### Material to process
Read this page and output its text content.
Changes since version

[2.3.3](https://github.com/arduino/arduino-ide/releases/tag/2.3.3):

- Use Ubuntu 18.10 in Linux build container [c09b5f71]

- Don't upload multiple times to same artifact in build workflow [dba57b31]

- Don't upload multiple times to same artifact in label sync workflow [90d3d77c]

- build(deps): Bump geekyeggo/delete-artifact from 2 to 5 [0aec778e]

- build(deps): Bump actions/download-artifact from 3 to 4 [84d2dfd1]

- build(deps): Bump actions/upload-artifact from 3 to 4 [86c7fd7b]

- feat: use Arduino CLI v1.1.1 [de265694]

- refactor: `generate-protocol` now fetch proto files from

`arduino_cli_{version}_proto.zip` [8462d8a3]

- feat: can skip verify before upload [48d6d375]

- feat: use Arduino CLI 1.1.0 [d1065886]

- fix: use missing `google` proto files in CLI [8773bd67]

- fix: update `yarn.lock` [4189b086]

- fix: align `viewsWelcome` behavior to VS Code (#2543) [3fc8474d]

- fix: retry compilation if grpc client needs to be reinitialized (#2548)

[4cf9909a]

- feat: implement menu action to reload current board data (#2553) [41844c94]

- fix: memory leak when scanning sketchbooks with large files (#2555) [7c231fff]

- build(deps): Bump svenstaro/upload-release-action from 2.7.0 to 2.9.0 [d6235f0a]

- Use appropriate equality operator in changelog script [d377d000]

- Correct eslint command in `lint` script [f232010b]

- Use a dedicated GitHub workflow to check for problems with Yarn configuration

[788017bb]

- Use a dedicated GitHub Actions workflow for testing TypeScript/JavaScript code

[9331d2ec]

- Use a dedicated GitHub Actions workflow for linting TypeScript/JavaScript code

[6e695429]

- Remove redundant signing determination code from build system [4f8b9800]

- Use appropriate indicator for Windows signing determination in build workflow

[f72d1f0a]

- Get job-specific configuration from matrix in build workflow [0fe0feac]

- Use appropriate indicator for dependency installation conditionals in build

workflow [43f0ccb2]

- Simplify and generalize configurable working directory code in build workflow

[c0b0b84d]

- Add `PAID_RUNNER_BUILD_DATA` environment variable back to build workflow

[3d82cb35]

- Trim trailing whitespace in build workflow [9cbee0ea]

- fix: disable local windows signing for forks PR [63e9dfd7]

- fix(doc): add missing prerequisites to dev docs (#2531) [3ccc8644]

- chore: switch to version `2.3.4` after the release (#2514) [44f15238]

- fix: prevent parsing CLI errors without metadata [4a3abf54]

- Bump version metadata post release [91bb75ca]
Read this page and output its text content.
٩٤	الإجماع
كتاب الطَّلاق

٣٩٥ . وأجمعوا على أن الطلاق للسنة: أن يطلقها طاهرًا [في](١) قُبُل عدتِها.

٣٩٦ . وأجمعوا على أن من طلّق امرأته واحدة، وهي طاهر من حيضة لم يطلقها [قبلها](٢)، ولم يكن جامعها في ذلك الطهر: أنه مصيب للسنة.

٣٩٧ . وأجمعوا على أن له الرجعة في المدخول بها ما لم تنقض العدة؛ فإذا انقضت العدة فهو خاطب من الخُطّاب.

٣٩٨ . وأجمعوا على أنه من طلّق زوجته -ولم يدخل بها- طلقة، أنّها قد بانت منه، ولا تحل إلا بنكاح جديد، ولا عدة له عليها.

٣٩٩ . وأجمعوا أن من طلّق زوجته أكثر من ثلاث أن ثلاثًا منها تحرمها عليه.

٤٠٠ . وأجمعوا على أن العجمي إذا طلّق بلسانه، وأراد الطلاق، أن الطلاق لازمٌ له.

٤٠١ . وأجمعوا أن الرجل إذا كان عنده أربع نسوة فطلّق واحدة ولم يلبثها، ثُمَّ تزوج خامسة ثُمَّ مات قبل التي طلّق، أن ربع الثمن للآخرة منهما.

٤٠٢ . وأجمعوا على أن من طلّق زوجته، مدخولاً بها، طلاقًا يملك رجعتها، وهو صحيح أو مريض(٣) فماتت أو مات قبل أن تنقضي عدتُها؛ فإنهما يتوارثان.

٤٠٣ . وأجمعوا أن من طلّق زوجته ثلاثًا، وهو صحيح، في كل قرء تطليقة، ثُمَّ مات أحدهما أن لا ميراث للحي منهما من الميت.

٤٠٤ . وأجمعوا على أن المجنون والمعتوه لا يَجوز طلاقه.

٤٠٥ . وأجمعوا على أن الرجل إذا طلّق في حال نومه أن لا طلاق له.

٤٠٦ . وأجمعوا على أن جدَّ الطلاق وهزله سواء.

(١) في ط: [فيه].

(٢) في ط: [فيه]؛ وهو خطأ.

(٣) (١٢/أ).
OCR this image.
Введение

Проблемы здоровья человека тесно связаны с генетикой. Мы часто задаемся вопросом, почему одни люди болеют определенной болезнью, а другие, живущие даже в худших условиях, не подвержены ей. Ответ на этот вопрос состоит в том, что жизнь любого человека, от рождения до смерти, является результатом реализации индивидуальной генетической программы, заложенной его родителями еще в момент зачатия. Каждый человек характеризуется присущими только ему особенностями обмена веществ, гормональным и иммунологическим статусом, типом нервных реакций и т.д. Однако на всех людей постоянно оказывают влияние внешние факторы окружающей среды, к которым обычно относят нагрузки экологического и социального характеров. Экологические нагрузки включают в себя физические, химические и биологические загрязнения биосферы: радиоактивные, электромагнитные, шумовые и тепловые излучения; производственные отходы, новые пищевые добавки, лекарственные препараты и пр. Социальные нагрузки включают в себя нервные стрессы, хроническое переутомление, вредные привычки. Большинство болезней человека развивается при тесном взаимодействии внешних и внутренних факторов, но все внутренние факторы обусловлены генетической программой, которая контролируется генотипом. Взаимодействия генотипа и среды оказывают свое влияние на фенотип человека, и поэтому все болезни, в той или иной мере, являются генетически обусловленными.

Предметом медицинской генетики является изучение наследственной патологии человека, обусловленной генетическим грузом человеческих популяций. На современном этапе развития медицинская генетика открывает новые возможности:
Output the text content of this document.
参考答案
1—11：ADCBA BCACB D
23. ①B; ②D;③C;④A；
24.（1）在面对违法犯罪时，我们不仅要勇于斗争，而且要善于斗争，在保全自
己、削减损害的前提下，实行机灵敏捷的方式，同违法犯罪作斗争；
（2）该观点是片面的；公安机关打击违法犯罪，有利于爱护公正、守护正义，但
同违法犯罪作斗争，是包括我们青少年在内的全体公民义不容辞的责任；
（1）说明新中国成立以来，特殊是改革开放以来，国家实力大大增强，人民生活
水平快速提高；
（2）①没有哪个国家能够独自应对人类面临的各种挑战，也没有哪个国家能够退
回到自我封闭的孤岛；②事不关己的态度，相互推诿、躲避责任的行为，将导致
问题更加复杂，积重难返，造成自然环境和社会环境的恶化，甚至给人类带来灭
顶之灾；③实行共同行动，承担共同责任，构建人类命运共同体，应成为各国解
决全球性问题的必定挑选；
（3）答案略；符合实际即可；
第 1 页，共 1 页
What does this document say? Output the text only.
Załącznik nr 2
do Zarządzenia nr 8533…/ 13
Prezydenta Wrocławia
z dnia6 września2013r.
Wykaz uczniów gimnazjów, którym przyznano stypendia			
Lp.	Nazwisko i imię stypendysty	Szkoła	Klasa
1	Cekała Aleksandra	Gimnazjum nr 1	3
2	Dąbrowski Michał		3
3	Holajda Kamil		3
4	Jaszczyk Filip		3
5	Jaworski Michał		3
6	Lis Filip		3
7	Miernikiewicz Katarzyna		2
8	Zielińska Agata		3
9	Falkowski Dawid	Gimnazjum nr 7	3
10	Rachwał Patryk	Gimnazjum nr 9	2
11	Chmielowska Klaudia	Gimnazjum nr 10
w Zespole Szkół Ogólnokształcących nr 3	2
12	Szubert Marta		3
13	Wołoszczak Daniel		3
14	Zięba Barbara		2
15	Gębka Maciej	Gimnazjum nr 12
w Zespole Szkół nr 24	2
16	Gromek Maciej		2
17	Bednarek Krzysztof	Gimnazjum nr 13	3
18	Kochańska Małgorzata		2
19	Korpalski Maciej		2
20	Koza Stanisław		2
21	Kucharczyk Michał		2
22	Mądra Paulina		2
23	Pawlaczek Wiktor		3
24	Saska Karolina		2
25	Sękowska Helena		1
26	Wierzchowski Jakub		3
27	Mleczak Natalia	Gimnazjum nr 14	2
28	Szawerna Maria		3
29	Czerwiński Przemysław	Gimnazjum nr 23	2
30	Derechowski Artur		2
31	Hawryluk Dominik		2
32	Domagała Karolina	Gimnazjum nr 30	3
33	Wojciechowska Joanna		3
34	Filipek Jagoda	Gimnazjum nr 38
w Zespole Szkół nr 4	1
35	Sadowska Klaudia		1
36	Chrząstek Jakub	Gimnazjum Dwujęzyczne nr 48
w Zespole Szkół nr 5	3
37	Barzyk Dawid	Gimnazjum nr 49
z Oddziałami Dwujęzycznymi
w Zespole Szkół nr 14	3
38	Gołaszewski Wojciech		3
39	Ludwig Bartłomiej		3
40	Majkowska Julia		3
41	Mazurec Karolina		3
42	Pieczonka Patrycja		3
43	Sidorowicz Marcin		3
######
Problem requirements: Using the records above, list each line that includes "Maciej".

Result of this task:
15	Gębka Maciej	Gimnazjum nr 12
16	Gromek Maciej		2
19	Korpalski Maciej		2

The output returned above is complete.